Stored entries:
┌──

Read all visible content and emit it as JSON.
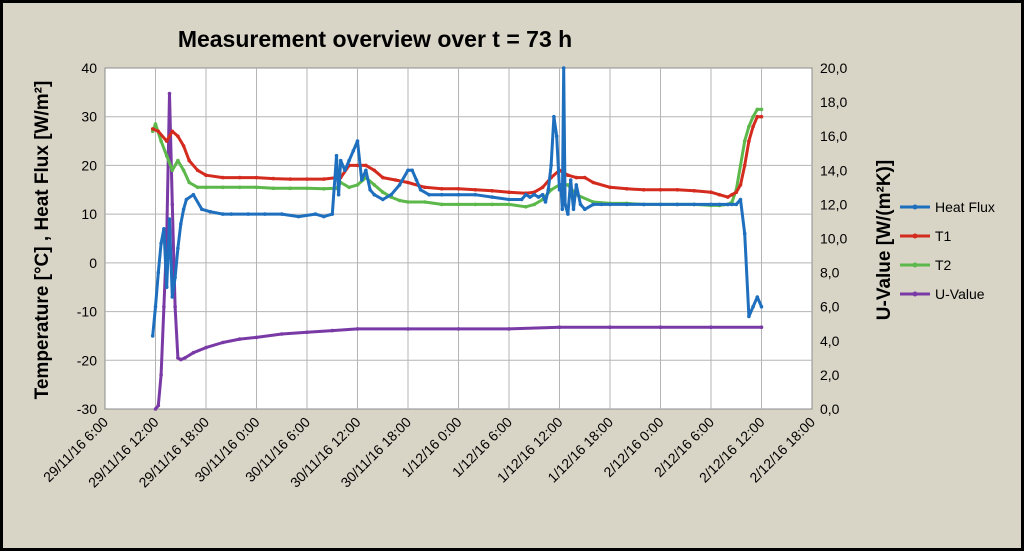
{
  "chart_data": {
    "type": "line",
    "title": "Measurement overview over t = 73 h",
    "ylabel_left": "Temperature [°C] ,  Heat Flux [W/m²]",
    "ylabel_right": "U-Value [W/(m²K)]",
    "xlabel": "",
    "ylim_left": [
      -30,
      40
    ],
    "yticks_left": [
      "-30",
      "-20",
      "-10",
      "0",
      "10",
      "20",
      "30",
      "40"
    ],
    "ylim_right": [
      0,
      20
    ],
    "yticks_right": [
      "0,0",
      "2,0",
      "4,0",
      "6,0",
      "8,0",
      "10,0",
      "12,0",
      "14,0",
      "16,0",
      "18,0",
      "20,0"
    ],
    "xlim": [
      "2016-11-29 06:00",
      "2016-12-02 18:00"
    ],
    "xticks": [
      "29/11/16 6:00",
      "29/11/16 12:00",
      "29/11/16 18:00",
      "30/11/16 0:00",
      "30/11/16 6:00",
      "30/11/16 12:00",
      "30/11/16 18:00",
      "1/12/16 0:00",
      "1/12/16 6:00",
      "1/12/16 12:00",
      "1/12/16 18:00",
      "2/12/16 0:00",
      "2/12/16 6:00",
      "2/12/16 12:00",
      "2/12/16 18:00"
    ],
    "grid": true,
    "legend_position": "right",
    "series": [
      {
        "name": "Heat Flux",
        "axis": "left",
        "color": "#1f6fbf",
        "x": [
          "2016-11-29 11:40",
          "2016-11-29 12:00",
          "2016-11-29 12:20",
          "2016-11-29 12:40",
          "2016-11-29 13:00",
          "2016-11-29 13:20",
          "2016-11-29 13:40",
          "2016-11-29 14:00",
          "2016-11-29 14:20",
          "2016-11-29 14:40",
          "2016-11-29 15:00",
          "2016-11-29 15:20",
          "2016-11-29 15:40",
          "2016-11-29 16:30",
          "2016-11-29 17:30",
          "2016-11-29 18:30",
          "2016-11-29 20:00",
          "2016-11-29 21:00",
          "2016-11-29 23:00",
          "2016-11-30 01:00",
          "2016-11-30 03:00",
          "2016-11-30 05:00",
          "2016-11-30 07:00",
          "2016-11-30 08:00",
          "2016-11-30 09:00",
          "2016-11-30 09:30",
          "2016-11-30 09:45",
          "2016-11-30 10:00",
          "2016-11-30 10:30",
          "2016-11-30 11:00",
          "2016-11-30 11:30",
          "2016-11-30 12:00",
          "2016-11-30 12:30",
          "2016-11-30 13:00",
          "2016-11-30 13:30",
          "2016-11-30 14:00",
          "2016-11-30 15:00",
          "2016-11-30 16:00",
          "2016-11-30 17:00",
          "2016-11-30 18:00",
          "2016-11-30 18:30",
          "2016-11-30 19:00",
          "2016-11-30 19:30",
          "2016-11-30 20:30",
          "2016-11-30 22:00",
          "2016-12-01 00:00",
          "2016-12-01 02:00",
          "2016-12-01 04:00",
          "2016-12-01 06:00",
          "2016-12-01 07:30",
          "2016-12-01 08:00",
          "2016-12-01 08:30",
          "2016-12-01 09:00",
          "2016-12-01 09:30",
          "2016-12-01 10:00",
          "2016-12-01 10:20",
          "2016-12-01 10:40",
          "2016-12-01 11:00",
          "2016-12-01 11:20",
          "2016-12-01 11:40",
          "2016-12-01 12:00",
          "2016-12-01 12:10",
          "2016-12-01 12:20",
          "2016-12-01 12:30",
          "2016-12-01 12:40",
          "2016-12-01 13:00",
          "2016-12-01 13:20",
          "2016-12-01 13:40",
          "2016-12-01 14:00",
          "2016-12-01 14:30",
          "2016-12-01 15:00",
          "2016-12-01 16:00",
          "2016-12-01 17:00",
          "2016-12-01 18:00",
          "2016-12-01 20:00",
          "2016-12-01 22:00",
          "2016-12-02 00:00",
          "2016-12-02 02:00",
          "2016-12-02 04:00",
          "2016-12-02 06:00",
          "2016-12-02 07:00",
          "2016-12-02 08:00",
          "2016-12-02 08:30",
          "2016-12-02 09:00",
          "2016-12-02 09:30",
          "2016-12-02 10:00",
          "2016-12-02 10:30",
          "2016-12-02 11:00",
          "2016-12-02 11:30",
          "2016-12-02 12:00"
        ],
        "values": [
          -15,
          -9,
          -2,
          4,
          7,
          -5,
          9,
          -7,
          -3,
          3,
          8,
          11,
          13,
          14,
          11,
          10.5,
          10,
          10,
          10,
          10,
          10,
          9.5,
          10,
          9.5,
          10,
          22,
          14,
          21,
          19,
          21,
          23,
          25,
          17,
          19,
          15,
          14,
          13,
          14,
          16,
          19,
          19,
          17,
          15,
          14,
          14,
          14,
          14,
          13.5,
          13,
          13,
          14,
          13.5,
          14,
          13.5,
          14,
          12.5,
          15,
          20,
          30,
          26,
          15,
          16,
          11,
          40,
          12,
          10,
          17,
          11,
          16,
          12,
          11,
          12,
          12,
          12,
          12,
          12,
          12,
          12,
          12,
          12,
          12,
          12,
          12,
          12,
          13,
          6,
          -11,
          -9,
          -7,
          -9
        ]
      },
      {
        "name": "T1",
        "axis": "left",
        "color": "#d42b1f",
        "x": [
          "2016-11-29 11:40",
          "2016-11-29 12:20",
          "2016-11-29 13:20",
          "2016-11-29 14:00",
          "2016-11-29 14:40",
          "2016-11-29 15:20",
          "2016-11-29 16:00",
          "2016-11-29 17:00",
          "2016-11-29 18:00",
          "2016-11-29 20:00",
          "2016-11-29 22:00",
          "2016-11-30 00:00",
          "2016-11-30 02:00",
          "2016-11-30 04:00",
          "2016-11-30 06:00",
          "2016-11-30 08:00",
          "2016-11-30 09:30",
          "2016-11-30 10:00",
          "2016-11-30 11:00",
          "2016-11-30 12:00",
          "2016-11-30 13:00",
          "2016-11-30 14:00",
          "2016-11-30 15:00",
          "2016-11-30 16:30",
          "2016-11-30 18:00",
          "2016-11-30 20:00",
          "2016-11-30 22:00",
          "2016-12-01 00:00",
          "2016-12-01 02:00",
          "2016-12-01 04:00",
          "2016-12-01 06:00",
          "2016-12-01 08:00",
          "2016-12-01 09:00",
          "2016-12-01 10:00",
          "2016-12-01 11:00",
          "2016-12-01 12:00",
          "2016-12-01 13:00",
          "2016-12-01 14:00",
          "2016-12-01 15:00",
          "2016-12-01 16:00",
          "2016-12-01 18:00",
          "2016-12-01 20:00",
          "2016-12-01 22:00",
          "2016-12-02 00:00",
          "2016-12-02 02:00",
          "2016-12-02 04:00",
          "2016-12-02 06:00",
          "2016-12-02 07:00",
          "2016-12-02 08:00",
          "2016-12-02 08:30",
          "2016-12-02 09:00",
          "2016-12-02 09:30",
          "2016-12-02 10:00",
          "2016-12-02 10:30",
          "2016-12-02 11:00",
          "2016-12-02 11:30",
          "2016-12-02 12:00"
        ],
        "values": [
          27.5,
          27,
          25,
          27,
          26,
          24,
          21,
          19,
          18,
          17.5,
          17.5,
          17.5,
          17.3,
          17.2,
          17.2,
          17.2,
          17.5,
          17.5,
          20,
          20,
          20,
          19,
          17.5,
          17,
          16.5,
          15.5,
          15.2,
          15.2,
          15,
          14.8,
          14.5,
          14.3,
          14.5,
          15.5,
          17.5,
          19,
          18,
          17.5,
          17.5,
          16.5,
          15.5,
          15.2,
          15,
          15,
          15,
          14.8,
          14.5,
          14,
          13.5,
          14,
          14.5,
          16,
          20,
          25,
          28,
          30,
          30
        ]
      },
      {
        "name": "T2",
        "axis": "left",
        "color": "#5cb84a",
        "x": [
          "2016-11-29 11:40",
          "2016-11-29 12:00",
          "2016-11-29 12:40",
          "2016-11-29 13:20",
          "2016-11-29 14:00",
          "2016-11-29 14:40",
          "2016-11-29 15:20",
          "2016-11-29 16:00",
          "2016-11-29 17:00",
          "2016-11-29 18:00",
          "2016-11-29 20:00",
          "2016-11-29 22:00",
          "2016-11-30 00:00",
          "2016-11-30 02:00",
          "2016-11-30 04:00",
          "2016-11-30 06:00",
          "2016-11-30 08:00",
          "2016-11-30 09:30",
          "2016-11-30 10:00",
          "2016-11-30 11:00",
          "2016-11-30 12:00",
          "2016-11-30 13:00",
          "2016-11-30 14:00",
          "2016-11-30 15:00",
          "2016-11-30 16:00",
          "2016-11-30 17:00",
          "2016-11-30 18:00",
          "2016-11-30 20:00",
          "2016-11-30 22:00",
          "2016-12-01 00:00",
          "2016-12-01 02:00",
          "2016-12-01 04:00",
          "2016-12-01 06:00",
          "2016-12-01 08:00",
          "2016-12-01 09:00",
          "2016-12-01 10:00",
          "2016-12-01 11:00",
          "2016-12-01 12:00",
          "2016-12-01 13:00",
          "2016-12-01 14:00",
          "2016-12-01 16:00",
          "2016-12-01 18:00",
          "2016-12-01 20:00",
          "2016-12-01 22:00",
          "2016-12-02 00:00",
          "2016-12-02 02:00",
          "2016-12-02 04:00",
          "2016-12-02 06:00",
          "2016-12-02 07:00",
          "2016-12-02 08:00",
          "2016-12-02 08:30",
          "2016-12-02 09:00",
          "2016-12-02 09:30",
          "2016-12-02 10:00",
          "2016-12-02 10:30",
          "2016-12-02 11:00",
          "2016-12-02 11:30",
          "2016-12-02 12:00"
        ],
        "values": [
          27,
          28.5,
          25,
          22,
          19,
          21,
          19,
          16.5,
          15.5,
          15.5,
          15.5,
          15.5,
          15.5,
          15.3,
          15.3,
          15.3,
          15.2,
          15.3,
          16.5,
          15.5,
          16,
          17.5,
          16,
          14.5,
          13.5,
          12.8,
          12.5,
          12.5,
          12,
          12,
          12,
          12,
          12,
          11.5,
          12,
          13,
          15,
          16,
          16,
          14,
          12.5,
          12.2,
          12.2,
          12,
          12,
          12,
          12,
          11.8,
          11.8,
          12,
          12.5,
          15,
          20,
          25,
          28,
          30,
          31.5,
          31.5
        ]
      },
      {
        "name": "U-Value",
        "axis": "right",
        "color": "#7a3aa6",
        "x": [
          "2016-11-29 12:00",
          "2016-11-29 12:20",
          "2016-11-29 12:40",
          "2016-11-29 13:00",
          "2016-11-29 13:20",
          "2016-11-29 13:40",
          "2016-11-29 14:00",
          "2016-11-29 14:20",
          "2016-11-29 14:40",
          "2016-11-29 15:00",
          "2016-11-29 15:30",
          "2016-11-29 16:30",
          "2016-11-29 18:00",
          "2016-11-29 20:00",
          "2016-11-29 22:00",
          "2016-11-30 00:00",
          "2016-11-30 03:00",
          "2016-11-30 06:00",
          "2016-11-30 09:00",
          "2016-11-30 12:00",
          "2016-11-30 18:00",
          "2016-12-01 00:00",
          "2016-12-01 06:00",
          "2016-12-01 12:00",
          "2016-12-01 18:00",
          "2016-12-02 00:00",
          "2016-12-02 06:00",
          "2016-12-02 12:00"
        ],
        "values": [
          0.0,
          0.2,
          2.0,
          6.0,
          10.0,
          18.5,
          12.0,
          6.0,
          3.0,
          2.9,
          3.0,
          3.3,
          3.6,
          3.9,
          4.1,
          4.2,
          4.4,
          4.5,
          4.6,
          4.7,
          4.7,
          4.7,
          4.7,
          4.8,
          4.8,
          4.8,
          4.8,
          4.8
        ]
      }
    ]
  }
}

└──

## Required task:
Search the listing for the word "Heat". Copy every line in which it occurs.

## Solution to this exercise:
    "ylabel_left": "Temperature [°C] ,  Heat Flux [W/m²]",
        "name": "Heat Flux",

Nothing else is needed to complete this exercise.